[Source data]

##############################

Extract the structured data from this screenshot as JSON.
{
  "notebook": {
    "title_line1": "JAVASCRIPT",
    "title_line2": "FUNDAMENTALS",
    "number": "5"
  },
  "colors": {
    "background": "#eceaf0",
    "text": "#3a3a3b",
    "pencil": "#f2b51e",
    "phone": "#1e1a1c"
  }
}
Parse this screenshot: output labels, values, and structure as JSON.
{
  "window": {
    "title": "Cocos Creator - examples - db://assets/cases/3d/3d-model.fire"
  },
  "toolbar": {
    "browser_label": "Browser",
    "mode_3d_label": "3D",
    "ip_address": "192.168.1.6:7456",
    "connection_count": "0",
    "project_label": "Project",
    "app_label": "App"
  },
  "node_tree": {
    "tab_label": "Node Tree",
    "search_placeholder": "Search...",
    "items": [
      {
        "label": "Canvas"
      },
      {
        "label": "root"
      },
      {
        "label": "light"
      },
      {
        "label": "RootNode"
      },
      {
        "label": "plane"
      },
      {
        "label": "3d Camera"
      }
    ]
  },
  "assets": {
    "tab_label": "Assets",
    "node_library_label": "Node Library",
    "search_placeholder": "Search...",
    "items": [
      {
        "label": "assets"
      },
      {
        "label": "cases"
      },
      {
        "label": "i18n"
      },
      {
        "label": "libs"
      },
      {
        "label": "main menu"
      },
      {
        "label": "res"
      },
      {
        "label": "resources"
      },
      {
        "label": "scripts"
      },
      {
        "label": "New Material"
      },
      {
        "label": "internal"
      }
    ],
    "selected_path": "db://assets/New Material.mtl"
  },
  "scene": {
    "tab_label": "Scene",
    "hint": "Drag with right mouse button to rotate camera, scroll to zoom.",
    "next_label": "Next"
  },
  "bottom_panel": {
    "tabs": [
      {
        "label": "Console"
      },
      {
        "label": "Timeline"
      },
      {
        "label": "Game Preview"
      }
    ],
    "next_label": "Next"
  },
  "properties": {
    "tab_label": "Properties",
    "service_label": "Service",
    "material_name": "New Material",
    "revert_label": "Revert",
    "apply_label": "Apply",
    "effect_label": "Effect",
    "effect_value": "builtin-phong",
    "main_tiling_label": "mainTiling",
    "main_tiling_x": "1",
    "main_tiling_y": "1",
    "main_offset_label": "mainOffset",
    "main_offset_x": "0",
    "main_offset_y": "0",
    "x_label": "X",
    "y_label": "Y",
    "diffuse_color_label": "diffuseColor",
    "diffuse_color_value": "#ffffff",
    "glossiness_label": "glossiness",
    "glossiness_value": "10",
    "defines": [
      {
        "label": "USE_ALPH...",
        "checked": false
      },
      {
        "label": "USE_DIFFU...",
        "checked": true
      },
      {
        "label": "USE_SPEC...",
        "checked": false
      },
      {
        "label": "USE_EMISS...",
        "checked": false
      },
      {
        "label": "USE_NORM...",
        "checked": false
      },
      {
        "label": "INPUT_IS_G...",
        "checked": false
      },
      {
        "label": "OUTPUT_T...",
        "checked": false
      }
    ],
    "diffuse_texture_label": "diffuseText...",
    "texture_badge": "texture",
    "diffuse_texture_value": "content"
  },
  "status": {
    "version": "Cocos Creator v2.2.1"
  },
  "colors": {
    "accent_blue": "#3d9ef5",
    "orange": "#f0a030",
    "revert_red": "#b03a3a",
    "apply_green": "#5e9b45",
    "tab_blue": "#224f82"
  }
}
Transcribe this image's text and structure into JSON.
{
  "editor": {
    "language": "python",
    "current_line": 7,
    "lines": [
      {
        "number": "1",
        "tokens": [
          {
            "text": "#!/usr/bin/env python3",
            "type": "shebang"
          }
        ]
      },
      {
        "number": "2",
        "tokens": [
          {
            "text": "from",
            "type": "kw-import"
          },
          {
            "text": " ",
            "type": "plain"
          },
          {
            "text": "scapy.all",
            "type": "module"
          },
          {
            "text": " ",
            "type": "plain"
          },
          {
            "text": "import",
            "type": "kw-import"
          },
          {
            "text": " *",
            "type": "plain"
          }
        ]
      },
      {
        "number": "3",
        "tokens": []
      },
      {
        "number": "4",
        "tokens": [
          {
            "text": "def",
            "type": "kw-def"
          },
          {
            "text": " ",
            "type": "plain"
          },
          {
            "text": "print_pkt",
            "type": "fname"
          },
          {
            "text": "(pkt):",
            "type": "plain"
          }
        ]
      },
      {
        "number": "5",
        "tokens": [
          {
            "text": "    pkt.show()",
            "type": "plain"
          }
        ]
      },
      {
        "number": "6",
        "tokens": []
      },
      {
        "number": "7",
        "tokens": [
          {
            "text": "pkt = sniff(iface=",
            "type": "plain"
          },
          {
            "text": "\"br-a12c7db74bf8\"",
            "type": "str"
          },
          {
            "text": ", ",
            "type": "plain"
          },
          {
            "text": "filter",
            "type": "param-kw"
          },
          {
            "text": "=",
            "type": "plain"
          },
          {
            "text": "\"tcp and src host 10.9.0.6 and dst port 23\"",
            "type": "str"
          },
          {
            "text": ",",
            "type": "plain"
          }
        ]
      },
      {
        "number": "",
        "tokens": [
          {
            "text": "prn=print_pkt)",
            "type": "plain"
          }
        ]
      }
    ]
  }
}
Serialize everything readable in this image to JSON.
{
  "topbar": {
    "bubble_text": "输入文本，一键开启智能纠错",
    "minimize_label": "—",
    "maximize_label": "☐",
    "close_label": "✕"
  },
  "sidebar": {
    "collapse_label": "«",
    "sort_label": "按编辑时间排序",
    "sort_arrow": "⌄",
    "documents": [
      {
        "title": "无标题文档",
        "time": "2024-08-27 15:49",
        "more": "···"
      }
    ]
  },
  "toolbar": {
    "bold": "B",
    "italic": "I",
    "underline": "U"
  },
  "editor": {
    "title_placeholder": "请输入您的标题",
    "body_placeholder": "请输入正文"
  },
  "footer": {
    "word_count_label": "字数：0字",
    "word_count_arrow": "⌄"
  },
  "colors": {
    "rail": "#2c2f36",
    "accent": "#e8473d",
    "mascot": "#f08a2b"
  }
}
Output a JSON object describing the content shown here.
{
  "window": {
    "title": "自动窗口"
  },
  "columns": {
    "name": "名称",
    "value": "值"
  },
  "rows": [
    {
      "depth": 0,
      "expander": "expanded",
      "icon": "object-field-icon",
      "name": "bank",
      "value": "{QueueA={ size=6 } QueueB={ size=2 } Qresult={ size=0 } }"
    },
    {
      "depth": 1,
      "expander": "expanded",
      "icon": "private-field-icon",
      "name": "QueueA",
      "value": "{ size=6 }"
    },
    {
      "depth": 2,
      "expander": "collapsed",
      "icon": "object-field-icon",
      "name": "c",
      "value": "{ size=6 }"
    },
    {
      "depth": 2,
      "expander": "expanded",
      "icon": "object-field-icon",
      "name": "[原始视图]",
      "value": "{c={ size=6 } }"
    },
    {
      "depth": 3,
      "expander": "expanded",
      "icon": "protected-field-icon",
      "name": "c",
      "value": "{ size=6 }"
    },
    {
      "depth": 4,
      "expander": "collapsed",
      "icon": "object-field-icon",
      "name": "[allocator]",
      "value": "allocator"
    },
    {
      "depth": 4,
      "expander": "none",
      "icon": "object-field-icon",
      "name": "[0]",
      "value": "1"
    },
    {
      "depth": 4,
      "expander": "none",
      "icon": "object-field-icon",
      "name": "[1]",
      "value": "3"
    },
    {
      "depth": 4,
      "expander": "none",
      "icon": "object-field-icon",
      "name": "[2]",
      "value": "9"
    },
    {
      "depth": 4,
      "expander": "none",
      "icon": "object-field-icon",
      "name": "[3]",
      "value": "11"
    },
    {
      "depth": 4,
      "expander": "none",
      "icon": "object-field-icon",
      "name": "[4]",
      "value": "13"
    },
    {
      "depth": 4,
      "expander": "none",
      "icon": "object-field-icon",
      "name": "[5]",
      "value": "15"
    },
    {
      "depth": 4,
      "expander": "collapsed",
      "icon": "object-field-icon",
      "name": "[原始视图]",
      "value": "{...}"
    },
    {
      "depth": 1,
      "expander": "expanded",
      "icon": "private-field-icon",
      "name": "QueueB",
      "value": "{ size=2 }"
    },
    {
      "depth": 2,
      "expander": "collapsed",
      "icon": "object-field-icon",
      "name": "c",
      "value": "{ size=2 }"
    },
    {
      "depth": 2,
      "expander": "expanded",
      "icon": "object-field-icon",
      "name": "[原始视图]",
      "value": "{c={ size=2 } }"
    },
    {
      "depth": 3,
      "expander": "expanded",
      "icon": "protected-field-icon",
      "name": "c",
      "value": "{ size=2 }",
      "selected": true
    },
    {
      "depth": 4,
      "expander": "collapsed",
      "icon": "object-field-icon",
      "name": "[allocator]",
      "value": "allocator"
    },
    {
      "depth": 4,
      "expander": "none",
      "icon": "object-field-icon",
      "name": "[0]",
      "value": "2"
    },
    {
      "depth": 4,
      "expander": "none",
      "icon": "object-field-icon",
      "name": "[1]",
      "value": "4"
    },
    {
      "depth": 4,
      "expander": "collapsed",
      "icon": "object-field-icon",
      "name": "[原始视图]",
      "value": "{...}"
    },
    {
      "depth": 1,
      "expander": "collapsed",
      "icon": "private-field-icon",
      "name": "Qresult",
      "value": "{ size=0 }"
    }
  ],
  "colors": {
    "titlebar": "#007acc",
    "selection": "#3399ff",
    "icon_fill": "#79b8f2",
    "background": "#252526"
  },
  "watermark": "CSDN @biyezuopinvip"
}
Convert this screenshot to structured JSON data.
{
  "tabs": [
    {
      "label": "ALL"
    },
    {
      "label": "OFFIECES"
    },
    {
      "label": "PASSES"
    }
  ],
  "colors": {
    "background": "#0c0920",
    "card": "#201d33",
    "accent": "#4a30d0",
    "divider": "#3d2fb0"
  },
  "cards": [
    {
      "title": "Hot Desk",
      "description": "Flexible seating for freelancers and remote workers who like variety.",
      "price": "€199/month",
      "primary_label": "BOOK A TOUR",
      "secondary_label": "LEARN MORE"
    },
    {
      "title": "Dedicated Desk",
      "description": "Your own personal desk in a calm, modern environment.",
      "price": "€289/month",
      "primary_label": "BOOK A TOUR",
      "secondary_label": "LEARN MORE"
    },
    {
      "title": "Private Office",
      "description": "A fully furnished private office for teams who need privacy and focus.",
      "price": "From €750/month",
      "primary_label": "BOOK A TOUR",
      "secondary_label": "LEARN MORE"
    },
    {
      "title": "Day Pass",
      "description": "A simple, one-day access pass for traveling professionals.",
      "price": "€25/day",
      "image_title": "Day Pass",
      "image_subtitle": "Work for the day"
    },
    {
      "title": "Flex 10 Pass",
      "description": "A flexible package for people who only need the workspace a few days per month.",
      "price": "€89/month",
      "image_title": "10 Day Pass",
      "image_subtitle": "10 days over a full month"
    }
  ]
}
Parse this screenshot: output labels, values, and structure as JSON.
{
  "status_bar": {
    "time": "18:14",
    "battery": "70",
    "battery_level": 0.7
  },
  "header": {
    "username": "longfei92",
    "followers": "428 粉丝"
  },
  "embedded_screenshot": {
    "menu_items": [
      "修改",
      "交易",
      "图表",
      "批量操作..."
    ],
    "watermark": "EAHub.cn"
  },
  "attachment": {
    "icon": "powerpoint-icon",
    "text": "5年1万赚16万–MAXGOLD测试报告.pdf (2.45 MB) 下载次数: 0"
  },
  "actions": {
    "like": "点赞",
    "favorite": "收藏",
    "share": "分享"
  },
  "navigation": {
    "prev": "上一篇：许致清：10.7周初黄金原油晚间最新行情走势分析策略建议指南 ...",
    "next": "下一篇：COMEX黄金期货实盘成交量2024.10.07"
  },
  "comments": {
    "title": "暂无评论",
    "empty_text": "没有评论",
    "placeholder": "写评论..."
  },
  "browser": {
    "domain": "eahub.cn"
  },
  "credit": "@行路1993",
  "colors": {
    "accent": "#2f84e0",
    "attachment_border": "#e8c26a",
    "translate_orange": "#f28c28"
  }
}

##############################

Scan the listing above and copy all lines containing the word "Qresult".

      "value": "{QueueA={ size=6 } QueueB={ size=2 } Qresult={ size=0 } }"
      "name": "Qresult",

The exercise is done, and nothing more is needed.